Extracted data entries:
**********
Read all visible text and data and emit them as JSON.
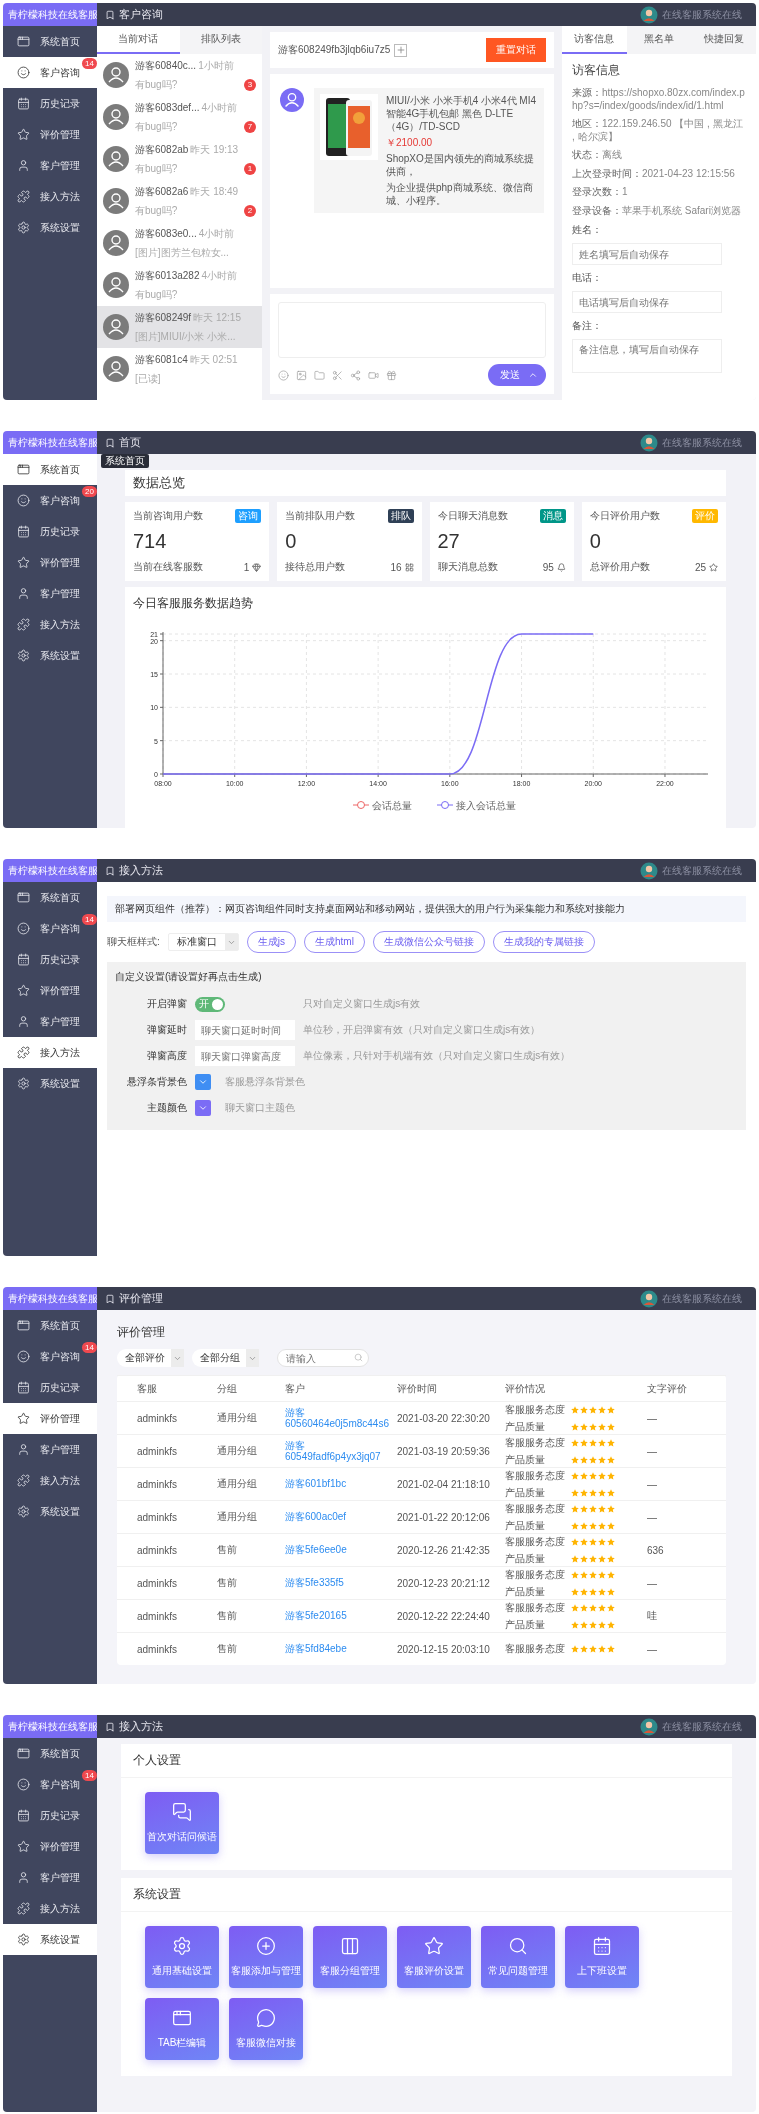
{
  "screens": [
    {
      "kind": "chat",
      "brand": "青柠檬科技在线客服",
      "title": "客户咨询",
      "status": "在线客服系统在线",
      "nav": [
        {
          "label": "系统首页",
          "selected": false
        },
        {
          "label": "客户咨询",
          "selected": true,
          "badge": "14"
        },
        {
          "label": "历史记录",
          "selected": false
        },
        {
          "label": "评价管理",
          "selected": false
        },
        {
          "label": "客户管理",
          "selected": false
        },
        {
          "label": "接入方法",
          "selected": false
        },
        {
          "label": "系统设置",
          "selected": false
        }
      ],
      "list_tabs": [
        {
          "label": "当前对话",
          "selected": true
        },
        {
          "label": "排队列表",
          "selected": false
        }
      ],
      "conversations": [
        {
          "name": "游客60840c...",
          "time": "1小时前",
          "preview": "有bug吗?",
          "unread": "3",
          "selected": false
        },
        {
          "name": "游客6083def...",
          "time": "4小时前",
          "preview": "有bug吗?",
          "unread": "7",
          "selected": false
        },
        {
          "name": "游客6082ab",
          "time": "昨天 19:13",
          "preview": "有bug吗?",
          "unread": "1",
          "selected": false
        },
        {
          "name": "游客6082a6",
          "time": "昨天 18:49",
          "preview": "有bug吗?",
          "unread": "2",
          "selected": false
        },
        {
          "name": "游客6083e0...",
          "time": "4小时前",
          "preview": "[图片]图芳兰包粒女...",
          "selected": false
        },
        {
          "name": "游客6013a282",
          "time": "4小时前",
          "preview": "有bug吗?",
          "selected": false
        },
        {
          "name": "游客608249f",
          "time": "昨天 12:15",
          "preview": "[图片]MIUI/小米 小米...",
          "selected": true
        },
        {
          "name": "游客6081c4",
          "time": "昨天 02:51",
          "preview": "[已读]",
          "selected": false
        }
      ],
      "chat": {
        "visitor": "游客608249fb3jlqb6iu7z5",
        "reset_button": "重置对话",
        "product": {
          "title": "MIUI/小米 小米手机4 小米4代 MI4智能4G手机包邮 黑色 D-LTE（4G）/TD-SCD",
          "price": "￥2100.00",
          "description": [
            "ShopXO是国内领先的商城系统提供商，",
            "为企业提供php商城系统、微信商城、小程序。"
          ]
        },
        "send_button": "发送"
      },
      "info_tabs": [
        {
          "label": "访客信息",
          "selected": true
        },
        {
          "label": "黑名单",
          "selected": false
        },
        {
          "label": "快捷回复",
          "selected": false
        }
      ],
      "info": {
        "heading": "访客信息",
        "facts": [
          {
            "label": "来源：",
            "value": "https://shopxo.80zx.com/index.php?s=/index/goods/index/id/1.html"
          },
          {
            "label": "地区：",
            "value": "122.159.246.50 【中国 , 黑龙江 , 哈尔滨】"
          },
          {
            "label": "状态：",
            "value": "离线"
          },
          {
            "label": "上次登录时间：",
            "value": "2021-04-23 12:15:56"
          },
          {
            "label": "登录次数：",
            "value": "1"
          },
          {
            "label": "登录设备：",
            "value": "苹果手机系统 Safari浏览器"
          }
        ],
        "fields": [
          {
            "kind": "input",
            "label": "姓名：",
            "placeholder": "姓名填写后自动保存"
          },
          {
            "kind": "input",
            "label": "电话：",
            "placeholder": "电话填写后自动保存"
          },
          {
            "kind": "textarea",
            "label": "备注：",
            "placeholder": "备注信息，填写后自动保存"
          }
        ]
      }
    },
    {
      "kind": "dashboard",
      "brand": "青柠檬科技在线客服",
      "title": "首页",
      "status": "在线客服系统在线",
      "tooltip": "系统首页",
      "nav": [
        {
          "label": "系统首页",
          "selected": true
        },
        {
          "label": "客户咨询",
          "selected": false,
          "badge": "20"
        },
        {
          "label": "历史记录",
          "selected": false
        },
        {
          "label": "评价管理",
          "selected": false
        },
        {
          "label": "客户管理",
          "selected": false
        },
        {
          "label": "接入方法",
          "selected": false
        },
        {
          "label": "系统设置",
          "selected": false
        }
      ],
      "overview_title": "数据总览",
      "stats": [
        {
          "label": "当前咨询用户数",
          "tag": "咨询",
          "color": "#1e9fff",
          "value": "714",
          "sub_label": "当前在线客服数",
          "sub_value": "1"
        },
        {
          "label": "当前排队用户数",
          "tag": "排队",
          "color": "#2f4056",
          "value": "0",
          "sub_label": "接待总用户数",
          "sub_value": "16"
        },
        {
          "label": "今日聊天消息数",
          "tag": "消息",
          "color": "#009688",
          "value": "27",
          "sub_label": "聊天消息总数",
          "sub_value": "95"
        },
        {
          "label": "今日评价用户数",
          "tag": "评价",
          "color": "#ffb800",
          "value": "0",
          "sub_label": "总评价用户数",
          "sub_value": "25"
        }
      ],
      "chart": {
        "title": "今日客服服务数据趋势",
        "chart_data": {
          "type": "line",
          "categories": [
            "08:00",
            "10:00",
            "12:00",
            "14:00",
            "16:00",
            "18:00",
            "20:00",
            "22:00"
          ],
          "series": [
            {
              "name": "会话总量",
              "color": "#ee6666",
              "values": [
                null,
                null,
                null,
                null,
                null,
                null,
                null,
                null
              ]
            },
            {
              "name": "接入会话总量",
              "color": "#7b6cf5",
              "values": [
                0,
                0,
                0,
                0,
                0,
                21,
                21,
                null
              ]
            }
          ],
          "ylim": [
            0,
            21
          ],
          "yticks": [
            0,
            5,
            10,
            15,
            20,
            21
          ],
          "grid": true,
          "legend": "bottom"
        }
      }
    },
    {
      "kind": "embed",
      "brand": "青柠檬科技在线客服",
      "title": "接入方法",
      "status": "在线客服系统在线",
      "nav": [
        {
          "label": "系统首页",
          "selected": false
        },
        {
          "label": "客户咨询",
          "selected": false,
          "badge": "14"
        },
        {
          "label": "历史记录",
          "selected": false
        },
        {
          "label": "评价管理",
          "selected": false
        },
        {
          "label": "客户管理",
          "selected": false
        },
        {
          "label": "接入方法",
          "selected": true
        },
        {
          "label": "系统设置",
          "selected": false
        }
      ],
      "notice": "部署网页组件（推荐）：网页咨询组件同时支持桌面网站和移动网站，提供强大的用户行为采集能力和系统对接能力",
      "style_label": "聊天框样式:",
      "style_value": "标准窗口",
      "buttons": [
        "生成js",
        "生成html",
        "生成微信公众号链接",
        "生成我的专属链接"
      ],
      "custom": {
        "title": "自定义设置(请设置好再点击生成)",
        "rows": [
          {
            "kind": "switch",
            "label": "开启弹窗",
            "on": true,
            "switch_text": "开",
            "hint": "只对自定义窗口生成js有效"
          },
          {
            "kind": "input",
            "label": "弹窗延时",
            "placeholder": "聊天窗口延时时间",
            "hint": "单位秒，开启弹窗有效（只对自定义窗口生成js有效）"
          },
          {
            "kind": "input",
            "label": "弹窗高度",
            "placeholder": "聊天窗口弹窗高度",
            "hint": "单位像素，只针对手机端有效（只对自定义窗口生成js有效）"
          },
          {
            "kind": "color",
            "label": "悬浮条背景色",
            "color": "#3f8ef3",
            "hint": "客服悬浮条背景色"
          },
          {
            "kind": "color",
            "label": "主题颜色",
            "color": "#7b6cf5",
            "hint": "聊天窗口主题色"
          }
        ]
      }
    },
    {
      "kind": "reviews",
      "brand": "青柠檬科技在线客服",
      "title": "评价管理",
      "status": "在线客服系统在线",
      "nav": [
        {
          "label": "系统首页",
          "selected": false
        },
        {
          "label": "客户咨询",
          "selected": false,
          "badge": "14"
        },
        {
          "label": "历史记录",
          "selected": false
        },
        {
          "label": "评价管理",
          "selected": true
        },
        {
          "label": "客户管理",
          "selected": false
        },
        {
          "label": "接入方法",
          "selected": false
        },
        {
          "label": "系统设置",
          "selected": false
        }
      ],
      "heading": "评价管理",
      "filters": [
        "全部评价",
        "全部分组"
      ],
      "search": {
        "placeholder": "请输入"
      },
      "columns": [
        "客服",
        "分组",
        "客户",
        "评价时间",
        "评价情况",
        "文字评价"
      ],
      "rows": [
        {
          "agent": "adminkfs",
          "group": "通用分组",
          "customer": "游客60560464e0j5m8c44s6",
          "time": "2021-03-20 22:30:20",
          "ratings": [
            {
              "label": "客服服务态度",
              "stars": 5
            },
            {
              "label": "产品质量",
              "stars": 5
            }
          ],
          "comment": "—"
        },
        {
          "agent": "adminkfs",
          "group": "通用分组",
          "customer": "游客60549fadf6p4yx3jq07",
          "time": "2021-03-19 20:59:36",
          "ratings": [
            {
              "label": "客服服务态度",
              "stars": 5
            },
            {
              "label": "产品质量",
              "stars": 5
            }
          ],
          "comment": "—"
        },
        {
          "agent": "adminkfs",
          "group": "通用分组",
          "customer": "游客601bf1bc",
          "time": "2021-02-04 21:18:10",
          "ratings": [
            {
              "label": "客服服务态度",
              "stars": 5
            },
            {
              "label": "产品质量",
              "stars": 5
            }
          ],
          "comment": "—"
        },
        {
          "agent": "adminkfs",
          "group": "通用分组",
          "customer": "游客600ac0ef",
          "time": "2021-01-22 20:12:06",
          "ratings": [
            {
              "label": "客服服务态度",
              "stars": 5
            },
            {
              "label": "产品质量",
              "stars": 5
            }
          ],
          "comment": "—"
        },
        {
          "agent": "adminkfs",
          "group": "售前",
          "customer": "游客5fe6ee0e",
          "time": "2020-12-26 21:42:35",
          "ratings": [
            {
              "label": "客服服务态度",
              "stars": 5
            },
            {
              "label": "产品质量",
              "stars": 5
            }
          ],
          "comment": "636"
        },
        {
          "agent": "adminkfs",
          "group": "售前",
          "customer": "游客5fe335f5",
          "time": "2020-12-23 20:21:12",
          "ratings": [
            {
              "label": "客服服务态度",
              "stars": 5
            },
            {
              "label": "产品质量",
              "stars": 5
            }
          ],
          "comment": "—"
        },
        {
          "agent": "adminkfs",
          "group": "售前",
          "customer": "游客5fe20165",
          "time": "2020-12-22 22:24:40",
          "ratings": [
            {
              "label": "客服服务态度",
              "stars": 5
            },
            {
              "label": "产品质量",
              "stars": 5
            }
          ],
          "comment": "哇"
        },
        {
          "agent": "adminkfs",
          "group": "售前",
          "customer": "游客5fd84ebe",
          "time": "2020-12-15 20:03:10",
          "ratings": [
            {
              "label": "客服服务态度",
              "stars": 5
            }
          ],
          "comment": "—"
        }
      ]
    },
    {
      "kind": "settings",
      "brand": "青柠檬科技在线客服",
      "title": "接入方法",
      "status": "在线客服系统在线",
      "nav": [
        {
          "label": "系统首页",
          "selected": false
        },
        {
          "label": "客户咨询",
          "selected": false,
          "badge": "14"
        },
        {
          "label": "历史记录",
          "selected": false
        },
        {
          "label": "评价管理",
          "selected": false
        },
        {
          "label": "客户管理",
          "selected": false
        },
        {
          "label": "接入方法",
          "selected": false
        },
        {
          "label": "系统设置",
          "selected": true
        }
      ],
      "sections": [
        {
          "title": "个人设置",
          "tiles": [
            "首次对话问候语"
          ]
        },
        {
          "title": "系统设置",
          "tiles": [
            "通用基础设置",
            "客服添加与管理",
            "客服分组管理",
            "客服评价设置",
            "常见问题管理",
            "上下班设置",
            "TAB栏编辑",
            "客服微信对接"
          ]
        }
      ]
    }
  ]
}
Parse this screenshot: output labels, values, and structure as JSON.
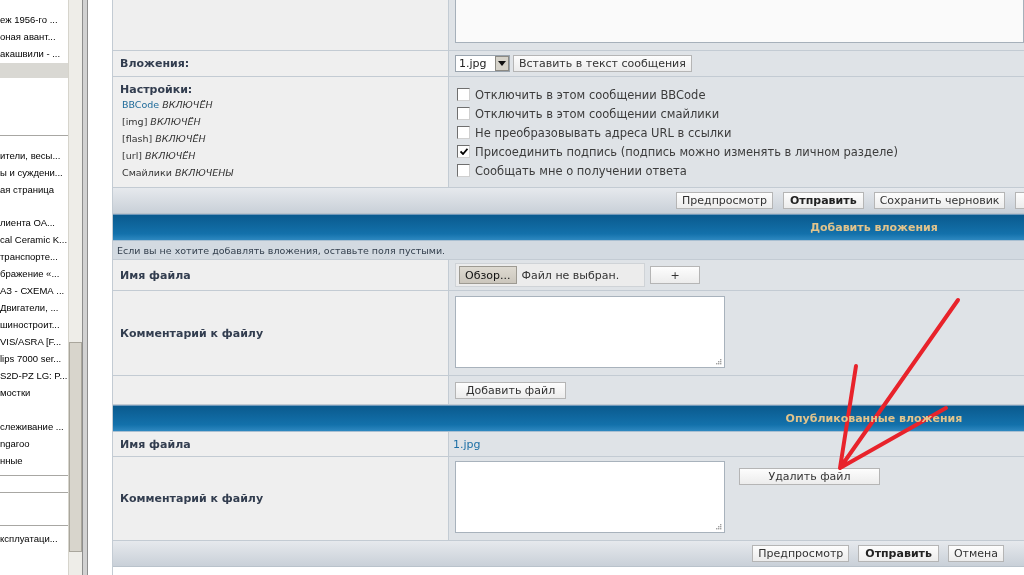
{
  "sidebar": {
    "sections": [
      {
        "items": [
          {
            "text": "еж 1956-го ...",
            "selected": false
          },
          {
            "text": "оная авант...",
            "selected": false
          },
          {
            "text": "акашвили - ...",
            "selected": false
          },
          {
            "selected": true
          }
        ]
      },
      {
        "items": [
          {
            "text": "ители, весы...",
            "selected": false
          },
          {
            "text": "ы и суждени...",
            "selected": false
          },
          {
            "text": "ая страница",
            "selected": false
          }
        ]
      },
      {
        "items": [
          {
            "text": "лиента ОА...",
            "selected": false
          },
          {
            "text": "cal Ceramic K...",
            "selected": false
          },
          {
            "text": "транспорте...",
            "selected": false
          },
          {
            "text": "бражение «...",
            "selected": false
          },
          {
            "text": "АЗ - СХЕМА ...",
            "selected": false
          },
          {
            "text": "Двигатели, ...",
            "selected": false
          },
          {
            "text": "шиностроит...",
            "selected": false
          },
          {
            "text": "VIS/ASRA [F...",
            "selected": false
          },
          {
            "text": "lips 7000 ser...",
            "selected": false
          },
          {
            "text": "S2D-PZ LG: P...",
            "selected": false
          },
          {
            "text": "мостки",
            "selected": false
          }
        ]
      },
      {
        "items": [
          {
            "text": "слеживание ...",
            "selected": false
          },
          {
            "text": "ngaroo",
            "selected": false
          },
          {
            "text": "нные",
            "selected": false
          }
        ]
      },
      {
        "items": [
          {
            "text": "ксплуатаци...",
            "selected": false
          }
        ]
      }
    ]
  },
  "attachments_row": {
    "label": "Вложения:",
    "selected_file": "1.jpg",
    "insert_button": "Вставить в текст сообщения"
  },
  "settings_row": {
    "label": "Настройки:",
    "statuses": [
      {
        "kind": "link",
        "name": "BBCode",
        "state": "ВКЛЮЧЁН"
      },
      {
        "kind": "text",
        "name": "[img]",
        "state": "ВКЛЮЧЁН"
      },
      {
        "kind": "text",
        "name": "[flash]",
        "state": "ВКЛЮЧЁН"
      },
      {
        "kind": "text",
        "name": "[url]",
        "state": "ВКЛЮЧЁН"
      },
      {
        "kind": "text",
        "name": "Смайлики",
        "state": "ВКЛЮЧЕНЫ"
      }
    ],
    "options": [
      {
        "label": "Отключить в этом сообщении BBCode",
        "checked": false
      },
      {
        "label": "Отключить в этом сообщении смайлики",
        "checked": false
      },
      {
        "label": "Не преобразовывать адреса URL в ссылки",
        "checked": false
      },
      {
        "label": "Присоединить подпись (подпись можно изменять в личном разделе)",
        "checked": true
      },
      {
        "label": "Сообщать мне о получении ответа",
        "checked": false
      }
    ]
  },
  "top_actions": [
    {
      "label": "Предпросмотр",
      "primary": false
    },
    {
      "label": "Отправить",
      "primary": true
    },
    {
      "label": "Сохранить черновик",
      "primary": false
    }
  ],
  "add_attachments": {
    "title": "Добавить вложения",
    "note": "Если вы не хотите добавлять вложения, оставьте поля пустыми.",
    "file_label": "Имя файла",
    "browse_button": "Обзор...",
    "file_status": "Файл не выбран.",
    "add_field_button": "+",
    "comment_label": "Комментарий к файлу",
    "add_file_button": "Добавить файл"
  },
  "posted_attachments": {
    "title": "Опубликованные вложения",
    "file_label": "Имя файла",
    "file_name": "1.jpg",
    "comment_label": "Комментарий к файлу",
    "delete_button": "Удалить файл"
  },
  "bottom_actions": [
    {
      "label": "Предпросмотр",
      "primary": false
    },
    {
      "label": "Отправить",
      "primary": true
    },
    {
      "label": "Отмена",
      "primary": false
    }
  ]
}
**********
→ What to do: In the material above, show every line where the word "placeholder" turns up.

→ Reply:
            "placeholder": "姓名填写后自动保存"
            "placeholder": "电话填写后自动保存"
            "placeholder": "备注信息，填写后自动保存"
            "placeholder": "聊天窗口延时时间",
            "placeholder": "聊天窗口弹窗高度",
        "placeholder": "请输入"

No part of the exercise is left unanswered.